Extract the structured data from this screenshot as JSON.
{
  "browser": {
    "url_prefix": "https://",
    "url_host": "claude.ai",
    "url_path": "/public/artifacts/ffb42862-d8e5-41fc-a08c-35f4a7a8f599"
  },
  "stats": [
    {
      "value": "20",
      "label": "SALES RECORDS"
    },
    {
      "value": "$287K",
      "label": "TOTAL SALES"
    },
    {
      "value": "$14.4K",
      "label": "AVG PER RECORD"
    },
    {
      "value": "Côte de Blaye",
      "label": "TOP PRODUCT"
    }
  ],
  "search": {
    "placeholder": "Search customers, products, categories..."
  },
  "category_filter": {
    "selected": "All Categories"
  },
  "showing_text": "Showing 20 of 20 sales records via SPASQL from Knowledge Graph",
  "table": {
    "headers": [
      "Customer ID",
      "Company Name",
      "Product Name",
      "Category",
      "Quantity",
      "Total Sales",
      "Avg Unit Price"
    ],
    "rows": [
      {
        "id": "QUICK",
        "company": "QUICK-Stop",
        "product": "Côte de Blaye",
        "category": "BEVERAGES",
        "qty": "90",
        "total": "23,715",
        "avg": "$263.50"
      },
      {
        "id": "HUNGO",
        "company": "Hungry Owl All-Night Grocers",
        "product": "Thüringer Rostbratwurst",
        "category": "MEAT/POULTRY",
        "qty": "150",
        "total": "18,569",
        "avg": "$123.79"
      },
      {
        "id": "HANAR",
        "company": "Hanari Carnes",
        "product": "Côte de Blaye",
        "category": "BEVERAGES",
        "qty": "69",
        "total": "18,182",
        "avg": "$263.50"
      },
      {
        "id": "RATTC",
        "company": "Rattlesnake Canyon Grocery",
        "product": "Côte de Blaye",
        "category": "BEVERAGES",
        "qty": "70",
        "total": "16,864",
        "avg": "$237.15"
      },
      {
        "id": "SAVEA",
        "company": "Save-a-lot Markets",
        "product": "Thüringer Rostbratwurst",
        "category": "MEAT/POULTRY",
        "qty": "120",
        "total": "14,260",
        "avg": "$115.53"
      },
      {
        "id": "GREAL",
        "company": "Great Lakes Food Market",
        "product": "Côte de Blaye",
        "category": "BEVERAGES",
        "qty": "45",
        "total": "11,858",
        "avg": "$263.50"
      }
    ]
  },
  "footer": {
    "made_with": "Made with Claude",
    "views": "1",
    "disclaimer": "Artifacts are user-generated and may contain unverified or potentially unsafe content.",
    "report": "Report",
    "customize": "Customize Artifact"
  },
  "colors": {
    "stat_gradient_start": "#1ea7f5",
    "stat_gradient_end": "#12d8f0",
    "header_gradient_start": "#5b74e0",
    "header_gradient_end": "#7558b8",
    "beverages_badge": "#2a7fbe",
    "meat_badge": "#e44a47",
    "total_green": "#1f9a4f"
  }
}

::::::::

[Task directions] Every line above should be written out again exactly as it stands.

[Output of the task]
Extract the structured data from this screenshot as JSON.
{
  "browser": {
    "url_prefix": "https://",
    "url_host": "claude.ai",
    "url_path": "/public/artifacts/ffb42862-d8e5-41fc-a08c-35f4a7a8f599"
  },
  "stats": [
    {
      "value": "20",
      "label": "SALES RECORDS"
    },
    {
      "value": "$287K",
      "label": "TOTAL SALES"
    },
    {
      "value": "$14.4K",
      "label": "AVG PER RECORD"
    },
    {
      "value": "Côte de Blaye",
      "label": "TOP PRODUCT"
    }
  ],
  "search": {
    "placeholder": "Search customers, products, categories..."
  },
  "category_filter": {
    "selected": "All Categories"
  },
  "showing_text": "Showing 20 of 20 sales records via SPASQL from Knowledge Graph",
  "table": {
    "headers": [
      "Customer ID",
      "Company Name",
      "Product Name",
      "Category",
      "Quantity",
      "Total Sales",
      "Avg Unit Price"
    ],
    "rows": [
      {
        "id": "QUICK",
        "company": "QUICK-Stop",
        "product": "Côte de Blaye",
        "category": "BEVERAGES",
        "qty": "90",
        "total": "23,715",
        "avg": "$263.50"
      },
      {
        "id": "HUNGO",
        "company": "Hungry Owl All-Night Grocers",
        "product": "Thüringer Rostbratwurst",
        "category": "MEAT/POULTRY",
        "qty": "150",
        "total": "18,569",
        "avg": "$123.79"
      },
      {
        "id": "HANAR",
        "company": "Hanari Carnes",
        "product": "Côte de Blaye",
        "category": "BEVERAGES",
        "qty": "69",
        "total": "18,182",
        "avg": "$263.50"
      },
      {
        "id": "RATTC",
        "company": "Rattlesnake Canyon Grocery",
        "product": "Côte de Blaye",
        "category": "BEVERAGES",
        "qty": "70",
        "total": "16,864",
        "avg": "$237.15"
      },
      {
        "id": "SAVEA",
        "company": "Save-a-lot Markets",
        "product": "Thüringer Rostbratwurst",
        "category": "MEAT/POULTRY",
        "qty": "120",
        "total": "14,260",
        "avg": "$115.53"
      },
      {
        "id": "GREAL",
        "company": "Great Lakes Food Market",
        "product": "Côte de Blaye",
        "category": "BEVERAGES",
        "qty": "45",
        "total": "11,858",
        "avg": "$263.50"
      }
    ]
  },
  "footer": {
    "made_with": "Made with Claude",
    "views": "1",
    "disclaimer": "Artifacts are user-generated and may contain unverified or potentially unsafe content.",
    "report": "Report",
    "customize": "Customize Artifact"
  },
  "colors": {
    "stat_gradient_start": "#1ea7f5",
    "stat_gradient_end": "#12d8f0",
    "header_gradient_start": "#5b74e0",
    "header_gradient_end": "#7558b8",
    "beverages_badge": "#2a7fbe",
    "meat_badge": "#e44a47",
    "total_green": "#1f9a4f"
  }
}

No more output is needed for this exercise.